** Do this **
Gather all lines from the material that contain "JSON".

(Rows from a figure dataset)
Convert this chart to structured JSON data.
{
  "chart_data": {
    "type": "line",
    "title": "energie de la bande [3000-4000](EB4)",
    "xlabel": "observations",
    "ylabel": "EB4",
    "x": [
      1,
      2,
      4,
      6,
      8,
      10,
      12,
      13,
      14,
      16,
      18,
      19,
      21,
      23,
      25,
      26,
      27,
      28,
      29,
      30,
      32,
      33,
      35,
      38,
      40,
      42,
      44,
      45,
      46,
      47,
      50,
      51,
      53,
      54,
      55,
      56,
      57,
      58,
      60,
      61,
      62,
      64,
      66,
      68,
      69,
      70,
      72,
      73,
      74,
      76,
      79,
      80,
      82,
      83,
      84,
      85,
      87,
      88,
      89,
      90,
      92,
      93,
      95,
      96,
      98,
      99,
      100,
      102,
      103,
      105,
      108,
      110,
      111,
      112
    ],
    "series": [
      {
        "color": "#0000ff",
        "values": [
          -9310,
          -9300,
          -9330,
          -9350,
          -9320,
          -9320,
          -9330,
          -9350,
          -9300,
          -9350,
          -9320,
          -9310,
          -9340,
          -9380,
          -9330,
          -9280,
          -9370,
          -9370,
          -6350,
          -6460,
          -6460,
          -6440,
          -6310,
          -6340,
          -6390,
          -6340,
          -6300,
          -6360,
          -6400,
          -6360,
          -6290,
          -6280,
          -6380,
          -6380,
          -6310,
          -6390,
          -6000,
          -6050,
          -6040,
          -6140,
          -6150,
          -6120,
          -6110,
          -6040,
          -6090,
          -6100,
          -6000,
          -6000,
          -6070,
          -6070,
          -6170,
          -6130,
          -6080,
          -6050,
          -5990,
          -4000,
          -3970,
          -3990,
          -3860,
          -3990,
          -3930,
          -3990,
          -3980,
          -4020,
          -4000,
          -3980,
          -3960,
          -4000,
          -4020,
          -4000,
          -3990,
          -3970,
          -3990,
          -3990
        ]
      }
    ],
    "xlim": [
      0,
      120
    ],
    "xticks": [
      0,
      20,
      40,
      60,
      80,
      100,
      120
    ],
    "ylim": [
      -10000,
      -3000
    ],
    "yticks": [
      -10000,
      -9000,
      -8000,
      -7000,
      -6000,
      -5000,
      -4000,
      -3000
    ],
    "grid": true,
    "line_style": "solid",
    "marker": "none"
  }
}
---
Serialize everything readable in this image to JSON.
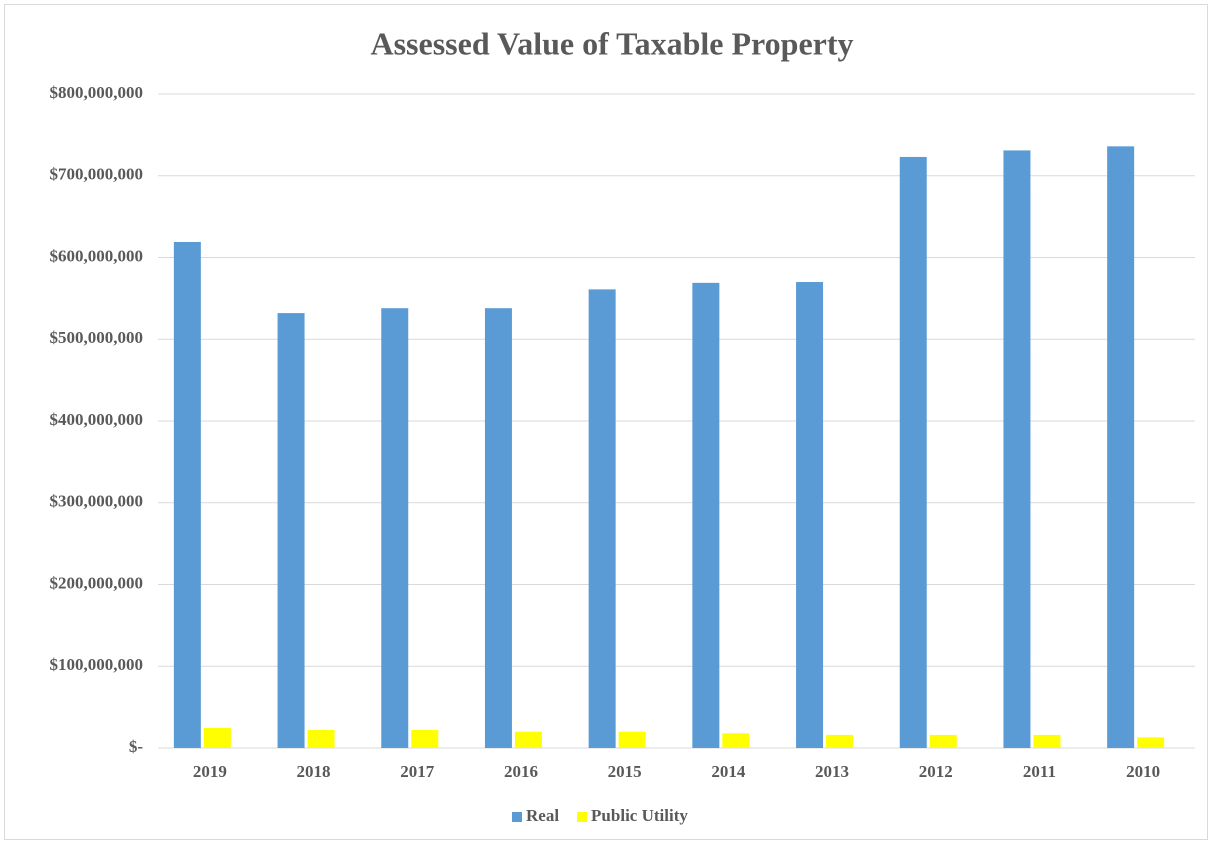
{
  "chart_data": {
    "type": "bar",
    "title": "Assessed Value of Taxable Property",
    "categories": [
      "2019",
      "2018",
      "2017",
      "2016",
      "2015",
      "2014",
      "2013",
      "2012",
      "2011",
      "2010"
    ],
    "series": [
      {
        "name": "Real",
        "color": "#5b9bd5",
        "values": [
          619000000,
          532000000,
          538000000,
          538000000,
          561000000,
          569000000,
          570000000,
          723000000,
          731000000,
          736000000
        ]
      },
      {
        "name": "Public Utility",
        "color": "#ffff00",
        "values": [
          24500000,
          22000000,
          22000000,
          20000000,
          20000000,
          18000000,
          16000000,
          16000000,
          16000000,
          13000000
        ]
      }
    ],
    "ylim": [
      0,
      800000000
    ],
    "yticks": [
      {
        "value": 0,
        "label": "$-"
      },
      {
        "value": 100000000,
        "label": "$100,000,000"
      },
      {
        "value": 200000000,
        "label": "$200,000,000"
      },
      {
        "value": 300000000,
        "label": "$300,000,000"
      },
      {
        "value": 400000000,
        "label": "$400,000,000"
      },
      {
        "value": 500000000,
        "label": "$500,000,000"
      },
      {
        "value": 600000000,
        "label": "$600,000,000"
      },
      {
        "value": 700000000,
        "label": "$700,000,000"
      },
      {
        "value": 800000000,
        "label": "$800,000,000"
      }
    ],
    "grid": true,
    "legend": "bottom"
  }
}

** Reply to the exercise **
Convert this chart to structured JSON data.
Serialize everything readable in this image to JSON.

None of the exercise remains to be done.